# Try it
Lines where the string "cholesterol" appears are to be copied from the entries below.

# Provided records

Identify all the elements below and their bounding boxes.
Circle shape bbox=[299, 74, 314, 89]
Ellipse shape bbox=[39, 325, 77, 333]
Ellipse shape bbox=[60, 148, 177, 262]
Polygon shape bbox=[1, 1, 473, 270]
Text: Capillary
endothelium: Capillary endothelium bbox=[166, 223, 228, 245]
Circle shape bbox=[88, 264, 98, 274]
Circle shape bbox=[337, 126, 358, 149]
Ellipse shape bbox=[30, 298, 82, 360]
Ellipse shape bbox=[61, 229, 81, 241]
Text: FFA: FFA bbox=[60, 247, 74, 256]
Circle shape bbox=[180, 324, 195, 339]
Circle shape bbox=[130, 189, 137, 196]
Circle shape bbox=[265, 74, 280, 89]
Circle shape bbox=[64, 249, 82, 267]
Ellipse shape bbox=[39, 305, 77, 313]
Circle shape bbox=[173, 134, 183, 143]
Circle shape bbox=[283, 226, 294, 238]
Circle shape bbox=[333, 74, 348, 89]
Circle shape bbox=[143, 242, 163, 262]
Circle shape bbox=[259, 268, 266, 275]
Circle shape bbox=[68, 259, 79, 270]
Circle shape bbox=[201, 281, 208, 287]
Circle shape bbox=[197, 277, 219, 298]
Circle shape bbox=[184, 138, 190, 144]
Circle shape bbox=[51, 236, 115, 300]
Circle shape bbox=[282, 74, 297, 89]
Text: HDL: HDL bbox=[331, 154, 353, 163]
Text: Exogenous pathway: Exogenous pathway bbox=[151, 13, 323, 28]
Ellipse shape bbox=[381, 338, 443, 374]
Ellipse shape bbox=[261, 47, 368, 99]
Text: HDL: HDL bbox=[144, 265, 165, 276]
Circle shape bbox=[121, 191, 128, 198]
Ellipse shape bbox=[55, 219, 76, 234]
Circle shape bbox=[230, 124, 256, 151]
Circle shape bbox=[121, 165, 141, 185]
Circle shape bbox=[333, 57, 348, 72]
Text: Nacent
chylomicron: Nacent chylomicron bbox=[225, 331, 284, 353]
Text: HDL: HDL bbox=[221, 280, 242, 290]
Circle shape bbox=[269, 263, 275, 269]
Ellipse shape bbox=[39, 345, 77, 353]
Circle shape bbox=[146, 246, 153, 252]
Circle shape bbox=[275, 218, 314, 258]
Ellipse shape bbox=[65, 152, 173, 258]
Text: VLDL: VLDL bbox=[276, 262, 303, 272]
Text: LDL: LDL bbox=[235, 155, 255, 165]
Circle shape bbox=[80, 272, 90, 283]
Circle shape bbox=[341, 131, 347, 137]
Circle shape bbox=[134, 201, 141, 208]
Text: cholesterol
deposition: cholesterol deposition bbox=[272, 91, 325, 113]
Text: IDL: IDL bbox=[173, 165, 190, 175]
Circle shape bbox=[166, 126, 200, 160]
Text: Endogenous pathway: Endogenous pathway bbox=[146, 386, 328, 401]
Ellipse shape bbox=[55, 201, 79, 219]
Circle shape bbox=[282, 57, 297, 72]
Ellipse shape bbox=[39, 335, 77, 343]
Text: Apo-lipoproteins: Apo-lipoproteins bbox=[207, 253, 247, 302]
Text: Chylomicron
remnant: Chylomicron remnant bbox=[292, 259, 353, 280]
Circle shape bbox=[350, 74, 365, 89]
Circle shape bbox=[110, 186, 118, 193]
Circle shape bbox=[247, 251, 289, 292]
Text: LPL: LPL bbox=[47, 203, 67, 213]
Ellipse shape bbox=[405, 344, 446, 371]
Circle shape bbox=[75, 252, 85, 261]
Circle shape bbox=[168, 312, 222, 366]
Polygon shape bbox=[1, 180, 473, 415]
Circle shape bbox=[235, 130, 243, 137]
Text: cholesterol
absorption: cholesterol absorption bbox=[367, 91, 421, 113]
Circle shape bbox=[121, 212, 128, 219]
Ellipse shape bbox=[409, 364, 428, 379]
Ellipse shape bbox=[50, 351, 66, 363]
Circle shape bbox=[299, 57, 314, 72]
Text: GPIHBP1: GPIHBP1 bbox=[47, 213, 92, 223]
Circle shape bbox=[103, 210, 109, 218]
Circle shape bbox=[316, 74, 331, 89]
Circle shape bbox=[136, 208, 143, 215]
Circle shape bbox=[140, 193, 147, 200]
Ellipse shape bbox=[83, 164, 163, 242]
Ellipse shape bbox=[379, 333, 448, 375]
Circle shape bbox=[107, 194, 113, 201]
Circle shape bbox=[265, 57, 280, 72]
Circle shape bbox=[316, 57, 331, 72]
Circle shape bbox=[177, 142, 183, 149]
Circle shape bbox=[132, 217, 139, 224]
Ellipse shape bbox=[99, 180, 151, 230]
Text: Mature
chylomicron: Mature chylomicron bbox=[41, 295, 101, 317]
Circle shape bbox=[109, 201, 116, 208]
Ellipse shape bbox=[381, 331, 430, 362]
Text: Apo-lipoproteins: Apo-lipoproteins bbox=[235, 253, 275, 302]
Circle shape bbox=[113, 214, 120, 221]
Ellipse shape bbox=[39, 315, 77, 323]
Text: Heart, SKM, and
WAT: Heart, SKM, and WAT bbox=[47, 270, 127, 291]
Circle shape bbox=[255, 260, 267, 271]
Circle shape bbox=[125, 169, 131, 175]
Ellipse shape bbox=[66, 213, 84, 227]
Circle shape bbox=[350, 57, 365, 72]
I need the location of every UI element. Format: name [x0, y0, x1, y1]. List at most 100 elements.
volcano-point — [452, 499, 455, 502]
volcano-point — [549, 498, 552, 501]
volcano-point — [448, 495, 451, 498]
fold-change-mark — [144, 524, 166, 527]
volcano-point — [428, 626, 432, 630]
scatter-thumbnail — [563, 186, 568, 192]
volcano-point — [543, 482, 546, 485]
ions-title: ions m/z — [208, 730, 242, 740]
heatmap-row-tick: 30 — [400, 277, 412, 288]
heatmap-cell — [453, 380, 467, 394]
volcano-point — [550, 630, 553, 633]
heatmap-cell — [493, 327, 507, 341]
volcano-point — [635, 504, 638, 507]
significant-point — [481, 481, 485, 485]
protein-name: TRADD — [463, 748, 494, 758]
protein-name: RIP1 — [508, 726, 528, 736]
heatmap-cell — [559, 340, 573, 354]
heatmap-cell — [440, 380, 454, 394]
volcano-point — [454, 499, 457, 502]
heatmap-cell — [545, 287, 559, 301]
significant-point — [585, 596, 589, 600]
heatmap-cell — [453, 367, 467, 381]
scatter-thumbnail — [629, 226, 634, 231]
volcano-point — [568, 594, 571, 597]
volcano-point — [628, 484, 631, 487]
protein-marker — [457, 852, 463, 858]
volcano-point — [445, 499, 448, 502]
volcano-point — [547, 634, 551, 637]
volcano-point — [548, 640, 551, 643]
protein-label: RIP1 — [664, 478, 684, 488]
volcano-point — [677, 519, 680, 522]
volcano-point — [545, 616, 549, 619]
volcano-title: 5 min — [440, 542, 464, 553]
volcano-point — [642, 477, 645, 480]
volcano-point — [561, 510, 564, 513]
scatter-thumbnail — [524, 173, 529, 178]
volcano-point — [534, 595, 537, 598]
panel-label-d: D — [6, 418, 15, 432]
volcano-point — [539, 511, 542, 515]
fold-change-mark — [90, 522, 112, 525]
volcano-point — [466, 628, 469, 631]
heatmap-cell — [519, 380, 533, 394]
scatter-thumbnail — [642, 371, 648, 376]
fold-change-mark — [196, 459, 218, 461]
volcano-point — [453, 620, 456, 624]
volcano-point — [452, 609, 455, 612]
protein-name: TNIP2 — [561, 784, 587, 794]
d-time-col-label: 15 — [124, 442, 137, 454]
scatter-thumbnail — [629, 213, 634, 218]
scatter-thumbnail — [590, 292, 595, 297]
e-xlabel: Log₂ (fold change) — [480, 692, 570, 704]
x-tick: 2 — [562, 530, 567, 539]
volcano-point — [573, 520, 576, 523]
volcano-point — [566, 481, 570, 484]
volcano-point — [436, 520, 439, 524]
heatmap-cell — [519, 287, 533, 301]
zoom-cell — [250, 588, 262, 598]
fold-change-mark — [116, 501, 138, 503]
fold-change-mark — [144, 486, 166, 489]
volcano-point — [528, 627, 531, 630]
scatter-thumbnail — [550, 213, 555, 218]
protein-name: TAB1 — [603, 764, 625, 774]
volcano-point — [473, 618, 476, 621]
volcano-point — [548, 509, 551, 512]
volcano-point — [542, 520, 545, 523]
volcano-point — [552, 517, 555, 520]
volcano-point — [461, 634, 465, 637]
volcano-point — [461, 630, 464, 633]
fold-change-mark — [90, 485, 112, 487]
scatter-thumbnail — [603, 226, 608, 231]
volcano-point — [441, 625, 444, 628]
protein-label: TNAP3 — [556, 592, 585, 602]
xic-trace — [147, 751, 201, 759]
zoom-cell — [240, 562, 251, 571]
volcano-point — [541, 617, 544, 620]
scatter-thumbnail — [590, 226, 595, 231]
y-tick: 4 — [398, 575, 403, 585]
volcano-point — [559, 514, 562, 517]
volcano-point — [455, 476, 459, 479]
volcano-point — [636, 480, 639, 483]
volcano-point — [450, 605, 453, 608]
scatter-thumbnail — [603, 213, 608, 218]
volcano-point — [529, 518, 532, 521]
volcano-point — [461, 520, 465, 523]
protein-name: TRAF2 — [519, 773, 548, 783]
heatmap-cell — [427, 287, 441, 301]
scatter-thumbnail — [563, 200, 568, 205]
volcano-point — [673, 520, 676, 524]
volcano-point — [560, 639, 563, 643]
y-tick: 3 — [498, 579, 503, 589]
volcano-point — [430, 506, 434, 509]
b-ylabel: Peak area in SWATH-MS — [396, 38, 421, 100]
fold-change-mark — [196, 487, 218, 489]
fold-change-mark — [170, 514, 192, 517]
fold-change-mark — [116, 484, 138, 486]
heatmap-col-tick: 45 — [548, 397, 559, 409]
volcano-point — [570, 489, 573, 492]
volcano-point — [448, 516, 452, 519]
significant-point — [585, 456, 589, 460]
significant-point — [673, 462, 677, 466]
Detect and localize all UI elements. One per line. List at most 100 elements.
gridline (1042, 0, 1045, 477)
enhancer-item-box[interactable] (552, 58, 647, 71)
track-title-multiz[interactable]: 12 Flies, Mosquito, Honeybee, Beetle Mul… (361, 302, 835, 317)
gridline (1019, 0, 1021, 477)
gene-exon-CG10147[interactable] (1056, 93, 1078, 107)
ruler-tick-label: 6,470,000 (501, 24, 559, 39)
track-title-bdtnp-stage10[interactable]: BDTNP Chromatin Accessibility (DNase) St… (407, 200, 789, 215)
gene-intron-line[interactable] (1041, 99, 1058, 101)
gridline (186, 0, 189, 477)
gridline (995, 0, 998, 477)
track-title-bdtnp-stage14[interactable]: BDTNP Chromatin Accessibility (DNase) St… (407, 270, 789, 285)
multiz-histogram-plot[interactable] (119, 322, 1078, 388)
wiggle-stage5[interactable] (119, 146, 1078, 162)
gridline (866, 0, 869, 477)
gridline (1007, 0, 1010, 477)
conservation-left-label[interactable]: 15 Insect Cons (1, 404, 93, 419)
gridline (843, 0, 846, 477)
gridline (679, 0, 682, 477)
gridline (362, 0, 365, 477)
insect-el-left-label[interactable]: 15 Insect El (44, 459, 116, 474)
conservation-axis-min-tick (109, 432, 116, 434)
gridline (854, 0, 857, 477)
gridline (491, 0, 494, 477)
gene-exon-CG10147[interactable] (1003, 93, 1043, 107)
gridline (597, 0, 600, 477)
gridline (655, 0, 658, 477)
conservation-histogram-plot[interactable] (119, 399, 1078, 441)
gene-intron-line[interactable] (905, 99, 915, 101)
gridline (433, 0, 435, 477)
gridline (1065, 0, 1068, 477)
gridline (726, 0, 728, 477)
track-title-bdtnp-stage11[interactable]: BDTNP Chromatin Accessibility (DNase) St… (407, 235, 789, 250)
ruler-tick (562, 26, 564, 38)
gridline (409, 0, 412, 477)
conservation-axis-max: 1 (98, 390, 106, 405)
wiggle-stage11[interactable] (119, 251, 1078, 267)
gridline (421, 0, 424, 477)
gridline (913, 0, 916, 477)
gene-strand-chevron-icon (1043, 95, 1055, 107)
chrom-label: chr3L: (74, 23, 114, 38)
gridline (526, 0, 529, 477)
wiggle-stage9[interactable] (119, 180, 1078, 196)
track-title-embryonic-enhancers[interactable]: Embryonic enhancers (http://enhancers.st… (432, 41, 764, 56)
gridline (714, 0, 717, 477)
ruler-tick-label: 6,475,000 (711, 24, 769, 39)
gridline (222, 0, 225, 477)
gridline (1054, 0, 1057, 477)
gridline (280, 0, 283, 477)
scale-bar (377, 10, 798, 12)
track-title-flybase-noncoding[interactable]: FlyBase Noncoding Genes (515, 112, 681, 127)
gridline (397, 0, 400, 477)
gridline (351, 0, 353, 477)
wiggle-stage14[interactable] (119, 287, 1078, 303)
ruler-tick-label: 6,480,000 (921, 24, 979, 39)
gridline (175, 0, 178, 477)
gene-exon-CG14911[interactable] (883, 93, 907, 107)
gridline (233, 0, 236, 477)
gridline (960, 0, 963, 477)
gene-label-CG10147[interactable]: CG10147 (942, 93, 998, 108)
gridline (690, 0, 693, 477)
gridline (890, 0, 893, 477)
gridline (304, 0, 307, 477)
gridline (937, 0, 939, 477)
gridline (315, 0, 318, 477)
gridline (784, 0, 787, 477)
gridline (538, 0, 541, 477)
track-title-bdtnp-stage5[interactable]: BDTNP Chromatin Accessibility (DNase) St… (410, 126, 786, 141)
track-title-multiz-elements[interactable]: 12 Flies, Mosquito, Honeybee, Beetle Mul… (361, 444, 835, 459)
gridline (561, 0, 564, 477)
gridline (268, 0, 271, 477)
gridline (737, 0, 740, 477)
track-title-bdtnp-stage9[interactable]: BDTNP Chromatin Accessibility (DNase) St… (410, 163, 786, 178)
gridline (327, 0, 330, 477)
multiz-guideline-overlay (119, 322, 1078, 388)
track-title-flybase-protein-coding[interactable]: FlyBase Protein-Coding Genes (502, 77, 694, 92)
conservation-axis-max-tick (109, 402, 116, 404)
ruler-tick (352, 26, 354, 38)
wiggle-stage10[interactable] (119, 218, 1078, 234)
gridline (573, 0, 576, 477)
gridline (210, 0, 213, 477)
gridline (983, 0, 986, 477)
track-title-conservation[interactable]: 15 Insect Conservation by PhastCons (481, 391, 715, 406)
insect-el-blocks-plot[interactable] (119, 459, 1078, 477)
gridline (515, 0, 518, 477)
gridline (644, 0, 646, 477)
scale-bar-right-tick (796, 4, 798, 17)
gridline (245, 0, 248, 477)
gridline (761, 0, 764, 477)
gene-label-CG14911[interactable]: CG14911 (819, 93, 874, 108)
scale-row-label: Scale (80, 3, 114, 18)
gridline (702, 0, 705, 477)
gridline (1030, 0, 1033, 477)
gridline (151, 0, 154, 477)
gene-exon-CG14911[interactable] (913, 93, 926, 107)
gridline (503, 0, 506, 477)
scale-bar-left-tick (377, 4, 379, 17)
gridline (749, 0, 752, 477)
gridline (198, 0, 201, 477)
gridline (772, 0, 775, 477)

# Output for this exercise
Text: cholesterol
deposition: cholesterol deposition bbox=[272, 91, 325, 113]
Text: cholesterol
absorption: cholesterol absorption bbox=[367, 91, 421, 113]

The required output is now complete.